- Instruction
Pull out every line with the word "ylabel" from the entries below.

===============

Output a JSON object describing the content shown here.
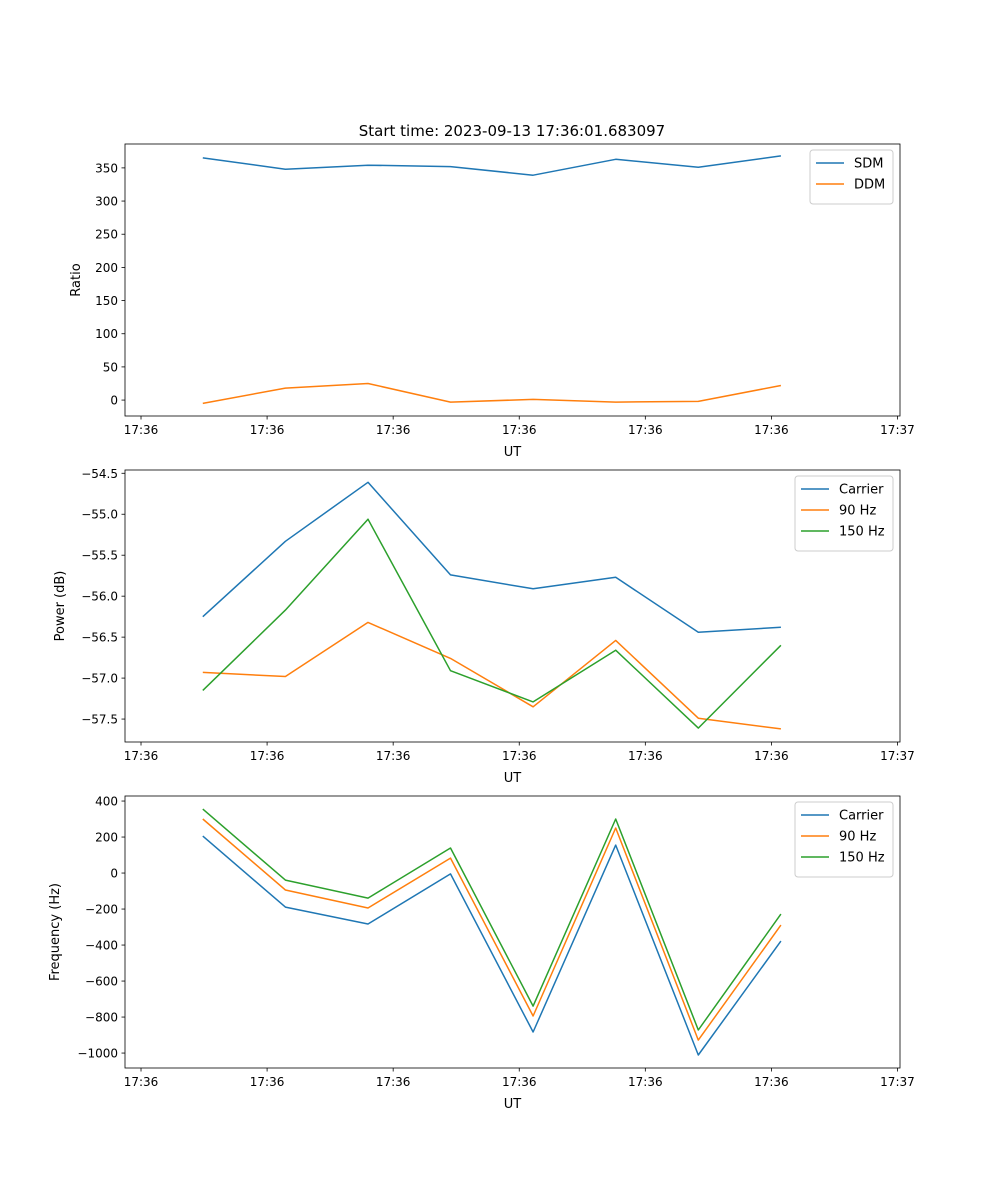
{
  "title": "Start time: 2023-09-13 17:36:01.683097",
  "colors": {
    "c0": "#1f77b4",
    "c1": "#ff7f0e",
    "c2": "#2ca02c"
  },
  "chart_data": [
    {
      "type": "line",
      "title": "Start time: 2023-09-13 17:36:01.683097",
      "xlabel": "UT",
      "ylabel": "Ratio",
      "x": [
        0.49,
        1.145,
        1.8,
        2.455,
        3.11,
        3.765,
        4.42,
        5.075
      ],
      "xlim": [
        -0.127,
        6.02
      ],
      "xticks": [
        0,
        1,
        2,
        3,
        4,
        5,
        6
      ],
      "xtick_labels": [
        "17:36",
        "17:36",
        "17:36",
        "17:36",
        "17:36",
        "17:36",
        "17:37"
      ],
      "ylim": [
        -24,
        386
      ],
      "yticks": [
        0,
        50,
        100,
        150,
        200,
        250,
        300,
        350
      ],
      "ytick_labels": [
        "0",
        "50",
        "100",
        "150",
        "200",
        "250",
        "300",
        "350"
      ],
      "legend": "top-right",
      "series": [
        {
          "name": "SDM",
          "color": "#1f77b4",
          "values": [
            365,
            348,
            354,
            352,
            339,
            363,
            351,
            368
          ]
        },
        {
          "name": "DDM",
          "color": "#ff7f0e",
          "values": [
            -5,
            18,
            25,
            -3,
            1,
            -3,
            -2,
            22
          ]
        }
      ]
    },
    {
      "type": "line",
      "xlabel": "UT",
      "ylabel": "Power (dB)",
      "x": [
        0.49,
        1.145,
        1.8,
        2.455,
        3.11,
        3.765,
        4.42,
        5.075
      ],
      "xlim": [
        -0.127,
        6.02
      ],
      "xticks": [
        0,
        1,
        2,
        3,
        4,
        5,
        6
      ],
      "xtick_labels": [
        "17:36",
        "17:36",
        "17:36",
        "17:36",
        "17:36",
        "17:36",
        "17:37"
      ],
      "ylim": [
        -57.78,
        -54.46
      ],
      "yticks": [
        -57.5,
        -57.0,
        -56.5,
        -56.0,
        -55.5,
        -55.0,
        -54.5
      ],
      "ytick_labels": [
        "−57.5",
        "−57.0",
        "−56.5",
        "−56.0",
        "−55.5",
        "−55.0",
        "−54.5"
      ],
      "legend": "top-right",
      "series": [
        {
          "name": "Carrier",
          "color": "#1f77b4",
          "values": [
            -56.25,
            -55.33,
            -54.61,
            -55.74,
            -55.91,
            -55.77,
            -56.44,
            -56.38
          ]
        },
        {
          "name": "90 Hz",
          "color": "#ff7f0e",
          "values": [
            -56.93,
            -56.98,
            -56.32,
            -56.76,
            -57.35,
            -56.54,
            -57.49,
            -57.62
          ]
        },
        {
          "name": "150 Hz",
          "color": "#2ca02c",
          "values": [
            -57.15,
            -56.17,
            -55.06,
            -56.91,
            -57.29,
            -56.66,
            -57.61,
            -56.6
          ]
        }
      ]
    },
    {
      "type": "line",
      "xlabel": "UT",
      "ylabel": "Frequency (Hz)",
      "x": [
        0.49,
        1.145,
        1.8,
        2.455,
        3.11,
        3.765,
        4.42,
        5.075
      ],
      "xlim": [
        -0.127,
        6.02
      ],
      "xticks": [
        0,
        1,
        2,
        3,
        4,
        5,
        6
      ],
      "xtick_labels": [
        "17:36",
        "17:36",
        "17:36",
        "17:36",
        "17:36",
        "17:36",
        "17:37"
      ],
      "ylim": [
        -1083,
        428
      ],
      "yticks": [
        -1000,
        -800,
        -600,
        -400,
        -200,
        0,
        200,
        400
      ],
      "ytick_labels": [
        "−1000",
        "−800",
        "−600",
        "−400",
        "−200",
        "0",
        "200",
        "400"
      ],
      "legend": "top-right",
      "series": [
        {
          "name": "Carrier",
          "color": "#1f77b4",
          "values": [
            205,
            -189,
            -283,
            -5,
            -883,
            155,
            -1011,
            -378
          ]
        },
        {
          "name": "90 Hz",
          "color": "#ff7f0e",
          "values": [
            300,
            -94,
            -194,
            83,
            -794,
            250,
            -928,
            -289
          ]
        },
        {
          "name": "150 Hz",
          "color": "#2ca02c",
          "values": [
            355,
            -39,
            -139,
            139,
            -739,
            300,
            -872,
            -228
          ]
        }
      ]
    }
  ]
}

===============

- Correct output
      "ylabel": "Ratio",
      "ylabel": "Power (dB)",
      "ylabel": "Frequency (Hz)",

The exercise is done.